___ Listed entries ___
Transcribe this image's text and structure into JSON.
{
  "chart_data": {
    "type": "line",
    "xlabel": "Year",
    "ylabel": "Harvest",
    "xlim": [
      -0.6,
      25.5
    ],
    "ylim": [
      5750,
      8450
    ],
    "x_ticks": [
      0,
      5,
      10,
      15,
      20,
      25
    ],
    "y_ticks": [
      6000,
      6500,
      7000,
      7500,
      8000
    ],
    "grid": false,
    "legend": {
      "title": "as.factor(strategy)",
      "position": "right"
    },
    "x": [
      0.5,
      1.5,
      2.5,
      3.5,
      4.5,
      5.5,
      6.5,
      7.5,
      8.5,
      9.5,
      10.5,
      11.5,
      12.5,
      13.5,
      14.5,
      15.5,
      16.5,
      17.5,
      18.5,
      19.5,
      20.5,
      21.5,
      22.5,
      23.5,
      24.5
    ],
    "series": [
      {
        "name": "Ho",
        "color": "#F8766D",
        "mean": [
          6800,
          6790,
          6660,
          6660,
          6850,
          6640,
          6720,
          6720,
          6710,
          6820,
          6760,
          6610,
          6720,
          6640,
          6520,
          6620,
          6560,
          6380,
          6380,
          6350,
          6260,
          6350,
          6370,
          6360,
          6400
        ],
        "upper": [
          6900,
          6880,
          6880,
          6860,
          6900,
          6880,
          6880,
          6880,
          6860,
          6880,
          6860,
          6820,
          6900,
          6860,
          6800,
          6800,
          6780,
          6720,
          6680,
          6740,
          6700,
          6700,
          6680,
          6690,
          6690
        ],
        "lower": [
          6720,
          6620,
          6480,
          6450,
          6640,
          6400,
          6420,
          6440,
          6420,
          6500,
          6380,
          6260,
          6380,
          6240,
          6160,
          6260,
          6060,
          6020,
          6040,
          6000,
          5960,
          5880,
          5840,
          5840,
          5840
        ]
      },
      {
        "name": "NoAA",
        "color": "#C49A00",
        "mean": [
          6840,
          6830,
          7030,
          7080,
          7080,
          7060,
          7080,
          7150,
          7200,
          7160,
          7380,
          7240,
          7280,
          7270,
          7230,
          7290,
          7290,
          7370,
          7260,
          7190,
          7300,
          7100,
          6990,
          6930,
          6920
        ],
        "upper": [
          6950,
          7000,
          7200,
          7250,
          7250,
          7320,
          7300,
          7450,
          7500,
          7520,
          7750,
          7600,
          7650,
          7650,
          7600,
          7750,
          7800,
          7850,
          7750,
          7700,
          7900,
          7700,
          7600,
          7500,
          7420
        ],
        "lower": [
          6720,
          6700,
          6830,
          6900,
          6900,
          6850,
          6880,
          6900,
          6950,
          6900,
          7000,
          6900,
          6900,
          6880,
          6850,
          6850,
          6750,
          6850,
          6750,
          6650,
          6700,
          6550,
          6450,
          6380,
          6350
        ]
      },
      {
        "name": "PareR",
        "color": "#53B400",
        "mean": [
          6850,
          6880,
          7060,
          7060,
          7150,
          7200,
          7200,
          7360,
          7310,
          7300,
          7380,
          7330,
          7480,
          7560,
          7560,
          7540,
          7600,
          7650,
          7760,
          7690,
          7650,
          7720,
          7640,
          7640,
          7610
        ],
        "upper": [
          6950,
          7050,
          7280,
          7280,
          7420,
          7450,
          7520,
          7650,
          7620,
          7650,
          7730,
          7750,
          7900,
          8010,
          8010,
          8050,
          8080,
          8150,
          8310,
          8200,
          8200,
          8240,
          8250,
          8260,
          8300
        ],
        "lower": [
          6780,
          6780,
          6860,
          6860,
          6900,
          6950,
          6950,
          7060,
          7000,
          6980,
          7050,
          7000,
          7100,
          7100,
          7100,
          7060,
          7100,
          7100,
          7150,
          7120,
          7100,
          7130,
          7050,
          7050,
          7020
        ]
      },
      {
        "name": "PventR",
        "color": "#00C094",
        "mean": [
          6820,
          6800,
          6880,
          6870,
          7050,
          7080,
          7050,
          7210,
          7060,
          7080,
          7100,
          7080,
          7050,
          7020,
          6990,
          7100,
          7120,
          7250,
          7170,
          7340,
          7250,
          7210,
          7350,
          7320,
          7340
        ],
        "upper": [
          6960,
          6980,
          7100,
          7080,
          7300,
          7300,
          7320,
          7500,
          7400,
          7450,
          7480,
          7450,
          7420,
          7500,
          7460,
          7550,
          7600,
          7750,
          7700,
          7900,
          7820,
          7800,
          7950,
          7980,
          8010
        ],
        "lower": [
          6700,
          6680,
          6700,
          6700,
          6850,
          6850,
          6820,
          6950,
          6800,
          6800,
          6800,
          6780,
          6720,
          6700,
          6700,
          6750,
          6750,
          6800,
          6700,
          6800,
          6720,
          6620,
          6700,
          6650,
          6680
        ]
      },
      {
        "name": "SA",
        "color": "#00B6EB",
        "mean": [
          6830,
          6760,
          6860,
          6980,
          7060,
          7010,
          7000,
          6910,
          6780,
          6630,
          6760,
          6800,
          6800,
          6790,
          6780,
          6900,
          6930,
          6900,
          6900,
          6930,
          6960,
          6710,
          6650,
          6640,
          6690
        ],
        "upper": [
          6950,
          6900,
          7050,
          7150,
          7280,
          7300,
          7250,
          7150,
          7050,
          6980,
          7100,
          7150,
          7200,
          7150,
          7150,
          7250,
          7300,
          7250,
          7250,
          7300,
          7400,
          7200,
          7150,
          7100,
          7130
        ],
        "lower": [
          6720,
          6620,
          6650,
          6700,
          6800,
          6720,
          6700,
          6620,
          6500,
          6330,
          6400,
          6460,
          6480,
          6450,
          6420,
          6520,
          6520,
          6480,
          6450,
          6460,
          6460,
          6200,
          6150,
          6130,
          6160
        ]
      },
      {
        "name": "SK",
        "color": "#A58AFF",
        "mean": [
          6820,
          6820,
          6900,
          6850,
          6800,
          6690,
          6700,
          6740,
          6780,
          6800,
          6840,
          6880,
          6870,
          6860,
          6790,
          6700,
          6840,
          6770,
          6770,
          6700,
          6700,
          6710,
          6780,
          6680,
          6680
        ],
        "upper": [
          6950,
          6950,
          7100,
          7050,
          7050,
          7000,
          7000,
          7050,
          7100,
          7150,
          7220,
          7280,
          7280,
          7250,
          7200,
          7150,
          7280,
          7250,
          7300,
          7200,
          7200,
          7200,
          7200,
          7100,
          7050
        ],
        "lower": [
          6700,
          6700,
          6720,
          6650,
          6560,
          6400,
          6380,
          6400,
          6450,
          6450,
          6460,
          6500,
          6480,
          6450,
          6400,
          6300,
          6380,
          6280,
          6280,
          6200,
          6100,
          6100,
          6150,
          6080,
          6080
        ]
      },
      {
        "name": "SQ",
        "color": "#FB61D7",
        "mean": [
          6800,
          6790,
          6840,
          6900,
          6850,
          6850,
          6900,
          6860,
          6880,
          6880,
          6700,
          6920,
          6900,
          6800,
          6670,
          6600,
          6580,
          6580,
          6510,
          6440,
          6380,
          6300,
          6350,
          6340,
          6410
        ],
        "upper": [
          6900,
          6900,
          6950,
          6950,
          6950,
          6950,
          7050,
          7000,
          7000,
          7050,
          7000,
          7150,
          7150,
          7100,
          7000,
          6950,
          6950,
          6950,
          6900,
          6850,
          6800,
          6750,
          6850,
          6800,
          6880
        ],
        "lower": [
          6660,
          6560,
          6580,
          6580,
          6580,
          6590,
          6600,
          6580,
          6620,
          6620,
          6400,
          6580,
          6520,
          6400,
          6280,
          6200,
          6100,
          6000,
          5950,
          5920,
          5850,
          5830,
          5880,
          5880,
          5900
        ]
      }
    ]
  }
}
___
Print again each line of the listing above, exactly as it appears.

▶ **Output**
Transcribe this image's text and structure into JSON.
{
  "chart_data": {
    "type": "line",
    "xlabel": "Year",
    "ylabel": "Harvest",
    "xlim": [
      -0.6,
      25.5
    ],
    "ylim": [
      5750,
      8450
    ],
    "x_ticks": [
      0,
      5,
      10,
      15,
      20,
      25
    ],
    "y_ticks": [
      6000,
      6500,
      7000,
      7500,
      8000
    ],
    "grid": false,
    "legend": {
      "title": "as.factor(strategy)",
      "position": "right"
    },
    "x": [
      0.5,
      1.5,
      2.5,
      3.5,
      4.5,
      5.5,
      6.5,
      7.5,
      8.5,
      9.5,
      10.5,
      11.5,
      12.5,
      13.5,
      14.5,
      15.5,
      16.5,
      17.5,
      18.5,
      19.5,
      20.5,
      21.5,
      22.5,
      23.5,
      24.5
    ],
    "series": [
      {
        "name": "Ho",
        "color": "#F8766D",
        "mean": [
          6800,
          6790,
          6660,
          6660,
          6850,
          6640,
          6720,
          6720,
          6710,
          6820,
          6760,
          6610,
          6720,
          6640,
          6520,
          6620,
          6560,
          6380,
          6380,
          6350,
          6260,
          6350,
          6370,
          6360,
          6400
        ],
        "upper": [
          6900,
          6880,
          6880,
          6860,
          6900,
          6880,
          6880,
          6880,
          6860,
          6880,
          6860,
          6820,
          6900,
          6860,
          6800,
          6800,
          6780,
          6720,
          6680,
          6740,
          6700,
          6700,
          6680,
          6690,
          6690
        ],
        "lower": [
          6720,
          6620,
          6480,
          6450,
          6640,
          6400,
          6420,
          6440,
          6420,
          6500,
          6380,
          6260,
          6380,
          6240,
          6160,
          6260,
          6060,
          6020,
          6040,
          6000,
          5960,
          5880,
          5840,
          5840,
          5840
        ]
      },
      {
        "name": "NoAA",
        "color": "#C49A00",
        "mean": [
          6840,
          6830,
          7030,
          7080,
          7080,
          7060,
          7080,
          7150,
          7200,
          7160,
          7380,
          7240,
          7280,
          7270,
          7230,
          7290,
          7290,
          7370,
          7260,
          7190,
          7300,
          7100,
          6990,
          6930,
          6920
        ],
        "upper": [
          6950,
          7000,
          7200,
          7250,
          7250,
          7320,
          7300,
          7450,
          7500,
          7520,
          7750,
          7600,
          7650,
          7650,
          7600,
          7750,
          7800,
          7850,
          7750,
          7700,
          7900,
          7700,
          7600,
          7500,
          7420
        ],
        "lower": [
          6720,
          6700,
          6830,
          6900,
          6900,
          6850,
          6880,
          6900,
          6950,
          6900,
          7000,
          6900,
          6900,
          6880,
          6850,
          6850,
          6750,
          6850,
          6750,
          6650,
          6700,
          6550,
          6450,
          6380,
          6350
        ]
      },
      {
        "name": "PareR",
        "color": "#53B400",
        "mean": [
          6850,
          6880,
          7060,
          7060,
          7150,
          7200,
          7200,
          7360,
          7310,
          7300,
          7380,
          7330,
          7480,
          7560,
          7560,
          7540,
          7600,
          7650,
          7760,
          7690,
          7650,
          7720,
          7640,
          7640,
          7610
        ],
        "upper": [
          6950,
          7050,
          7280,
          7280,
          7420,
          7450,
          7520,
          7650,
          7620,
          7650,
          7730,
          7750,
          7900,
          8010,
          8010,
          8050,
          8080,
          8150,
          8310,
          8200,
          8200,
          8240,
          8250,
          8260,
          8300
        ],
        "lower": [
          6780,
          6780,
          6860,
          6860,
          6900,
          6950,
          6950,
          7060,
          7000,
          6980,
          7050,
          7000,
          7100,
          7100,
          7100,
          7060,
          7100,
          7100,
          7150,
          7120,
          7100,
          7130,
          7050,
          7050,
          7020
        ]
      },
      {
        "name": "PventR",
        "color": "#00C094",
        "mean": [
          6820,
          6800,
          6880,
          6870,
          7050,
          7080,
          7050,
          7210,
          7060,
          7080,
          7100,
          7080,
          7050,
          7020,
          6990,
          7100,
          7120,
          7250,
          7170,
          7340,
          7250,
          7210,
          7350,
          7320,
          7340
        ],
        "upper": [
          6960,
          6980,
          7100,
          7080,
          7300,
          7300,
          7320,
          7500,
          7400,
          7450,
          7480,
          7450,
          7420,
          7500,
          7460,
          7550,
          7600,
          7750,
          7700,
          7900,
          7820,
          7800,
          7950,
          7980,
          8010
        ],
        "lower": [
          6700,
          6680,
          6700,
          6700,
          6850,
          6850,
          6820,
          6950,
          6800,
          6800,
          6800,
          6780,
          6720,
          6700,
          6700,
          6750,
          6750,
          6800,
          6700,
          6800,
          6720,
          6620,
          6700,
          6650,
          6680
        ]
      },
      {
        "name": "SA",
        "color": "#00B6EB",
        "mean": [
          6830,
          6760,
          6860,
          6980,
          7060,
          7010,
          7000,
          6910,
          6780,
          6630,
          6760,
          6800,
          6800,
          6790,
          6780,
          6900,
          6930,
          6900,
          6900,
          6930,
          6960,
          6710,
          6650,
          6640,
          6690
        ],
        "upper": [
          6950,
          6900,
          7050,
          7150,
          7280,
          7300,
          7250,
          7150,
          7050,
          6980,
          7100,
          7150,
          7200,
          7150,
          7150,
          7250,
          7300,
          7250,
          7250,
          7300,
          7400,
          7200,
          7150,
          7100,
          7130
        ],
        "lower": [
          6720,
          6620,
          6650,
          6700,
          6800,
          6720,
          6700,
          6620,
          6500,
          6330,
          6400,
          6460,
          6480,
          6450,
          6420,
          6520,
          6520,
          6480,
          6450,
          6460,
          6460,
          6200,
          6150,
          6130,
          6160
        ]
      },
      {
        "name": "SK",
        "color": "#A58AFF",
        "mean": [
          6820,
          6820,
          6900,
          6850,
          6800,
          6690,
          6700,
          6740,
          6780,
          6800,
          6840,
          6880,
          6870,
          6860,
          6790,
          6700,
          6840,
          6770,
          6770,
          6700,
          6700,
          6710,
          6780,
          6680,
          6680
        ],
        "upper": [
          6950,
          6950,
          7100,
          7050,
          7050,
          7000,
          7000,
          7050,
          7100,
          7150,
          7220,
          7280,
          7280,
          7250,
          7200,
          7150,
          7280,
          7250,
          7300,
          7200,
          7200,
          7200,
          7200,
          7100,
          7050
        ],
        "lower": [
          6700,
          6700,
          6720,
          6650,
          6560,
          6400,
          6380,
          6400,
          6450,
          6450,
          6460,
          6500,
          6480,
          6450,
          6400,
          6300,
          6380,
          6280,
          6280,
          6200,
          6100,
          6100,
          6150,
          6080,
          6080
        ]
      },
      {
        "name": "SQ",
        "color": "#FB61D7",
        "mean": [
          6800,
          6790,
          6840,
          6900,
          6850,
          6850,
          6900,
          6860,
          6880,
          6880,
          6700,
          6920,
          6900,
          6800,
          6670,
          6600,
          6580,
          6580,
          6510,
          6440,
          6380,
          6300,
          6350,
          6340,
          6410
        ],
        "upper": [
          6900,
          6900,
          6950,
          6950,
          6950,
          6950,
          7050,
          7000,
          7000,
          7050,
          7000,
          7150,
          7150,
          7100,
          7000,
          6950,
          6950,
          6950,
          6900,
          6850,
          6800,
          6750,
          6850,
          6800,
          6880
        ],
        "lower": [
          6660,
          6560,
          6580,
          6580,
          6580,
          6590,
          6600,
          6580,
          6620,
          6620,
          6400,
          6580,
          6520,
          6400,
          6280,
          6200,
          6100,
          6000,
          5950,
          5920,
          5850,
          5830,
          5880,
          5880,
          5900
        ]
      }
    ]
  }
}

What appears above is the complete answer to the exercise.